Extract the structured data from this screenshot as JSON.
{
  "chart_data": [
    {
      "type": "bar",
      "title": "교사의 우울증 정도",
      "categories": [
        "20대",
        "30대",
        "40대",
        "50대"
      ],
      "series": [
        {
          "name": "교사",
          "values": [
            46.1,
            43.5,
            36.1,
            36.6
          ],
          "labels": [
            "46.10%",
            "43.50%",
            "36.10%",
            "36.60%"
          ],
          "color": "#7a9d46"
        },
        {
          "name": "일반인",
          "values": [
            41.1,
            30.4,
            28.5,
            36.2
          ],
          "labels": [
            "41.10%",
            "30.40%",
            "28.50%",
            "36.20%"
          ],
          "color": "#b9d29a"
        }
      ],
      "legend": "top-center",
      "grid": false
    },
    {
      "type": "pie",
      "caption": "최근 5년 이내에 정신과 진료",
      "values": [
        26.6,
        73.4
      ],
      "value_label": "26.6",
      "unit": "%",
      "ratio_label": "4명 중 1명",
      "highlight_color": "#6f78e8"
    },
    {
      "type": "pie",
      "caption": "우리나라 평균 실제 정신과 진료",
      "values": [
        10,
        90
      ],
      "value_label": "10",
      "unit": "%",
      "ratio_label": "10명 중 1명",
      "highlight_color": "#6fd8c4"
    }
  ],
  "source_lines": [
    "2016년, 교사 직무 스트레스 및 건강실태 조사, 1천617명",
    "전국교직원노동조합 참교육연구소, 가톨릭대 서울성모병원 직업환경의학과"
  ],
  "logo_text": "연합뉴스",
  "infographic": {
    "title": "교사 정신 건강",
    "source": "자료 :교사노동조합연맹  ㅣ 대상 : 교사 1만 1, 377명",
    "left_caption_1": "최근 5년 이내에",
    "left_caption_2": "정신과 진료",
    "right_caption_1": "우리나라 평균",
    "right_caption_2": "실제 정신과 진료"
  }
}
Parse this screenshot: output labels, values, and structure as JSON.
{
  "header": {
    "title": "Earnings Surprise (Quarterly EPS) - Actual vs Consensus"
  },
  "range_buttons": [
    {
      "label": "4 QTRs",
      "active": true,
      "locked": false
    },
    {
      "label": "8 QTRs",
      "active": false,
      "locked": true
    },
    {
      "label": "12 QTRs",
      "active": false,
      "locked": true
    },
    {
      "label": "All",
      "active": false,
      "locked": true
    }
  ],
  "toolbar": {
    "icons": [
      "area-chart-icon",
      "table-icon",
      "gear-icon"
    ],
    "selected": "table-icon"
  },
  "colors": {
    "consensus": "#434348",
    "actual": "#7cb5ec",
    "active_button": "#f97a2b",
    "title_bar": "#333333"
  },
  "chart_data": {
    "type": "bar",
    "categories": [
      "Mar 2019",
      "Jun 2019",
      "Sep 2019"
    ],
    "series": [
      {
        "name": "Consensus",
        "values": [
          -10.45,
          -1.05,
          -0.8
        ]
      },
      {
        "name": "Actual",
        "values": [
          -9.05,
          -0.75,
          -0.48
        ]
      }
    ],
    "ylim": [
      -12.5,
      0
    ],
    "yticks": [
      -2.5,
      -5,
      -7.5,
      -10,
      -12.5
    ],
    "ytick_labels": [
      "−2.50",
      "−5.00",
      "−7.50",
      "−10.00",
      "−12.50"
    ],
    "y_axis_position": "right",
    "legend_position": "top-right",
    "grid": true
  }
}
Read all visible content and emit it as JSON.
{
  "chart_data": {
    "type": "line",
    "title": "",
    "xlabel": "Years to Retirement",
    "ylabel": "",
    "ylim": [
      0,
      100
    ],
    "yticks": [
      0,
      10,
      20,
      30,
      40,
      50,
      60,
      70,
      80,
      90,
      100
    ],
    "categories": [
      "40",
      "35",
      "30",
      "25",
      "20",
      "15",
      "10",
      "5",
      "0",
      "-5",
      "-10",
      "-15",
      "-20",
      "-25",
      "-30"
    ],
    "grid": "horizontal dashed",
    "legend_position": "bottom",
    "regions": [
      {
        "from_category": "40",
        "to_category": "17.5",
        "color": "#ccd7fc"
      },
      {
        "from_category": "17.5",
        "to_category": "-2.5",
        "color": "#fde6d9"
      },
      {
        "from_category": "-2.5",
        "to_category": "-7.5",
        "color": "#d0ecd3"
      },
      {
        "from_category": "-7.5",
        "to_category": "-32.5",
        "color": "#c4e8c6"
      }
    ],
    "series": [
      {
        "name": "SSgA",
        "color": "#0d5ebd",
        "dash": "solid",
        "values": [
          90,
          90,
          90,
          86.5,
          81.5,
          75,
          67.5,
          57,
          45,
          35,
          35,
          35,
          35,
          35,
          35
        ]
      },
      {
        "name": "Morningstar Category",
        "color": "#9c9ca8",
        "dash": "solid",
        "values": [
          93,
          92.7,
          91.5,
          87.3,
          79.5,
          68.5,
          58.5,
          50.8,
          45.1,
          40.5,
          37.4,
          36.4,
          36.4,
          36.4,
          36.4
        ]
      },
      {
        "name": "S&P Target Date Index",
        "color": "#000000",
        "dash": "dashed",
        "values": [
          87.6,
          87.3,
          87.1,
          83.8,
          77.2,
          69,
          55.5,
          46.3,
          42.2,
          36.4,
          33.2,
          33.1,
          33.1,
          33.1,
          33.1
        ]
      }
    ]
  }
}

──────────

**WHAT IS EXPECTED:** Locate all lines that include the word "dashed" and copy them out.

**FINAL RESULT:**
    "grid": "horizontal dashed",
        "dash": "dashed",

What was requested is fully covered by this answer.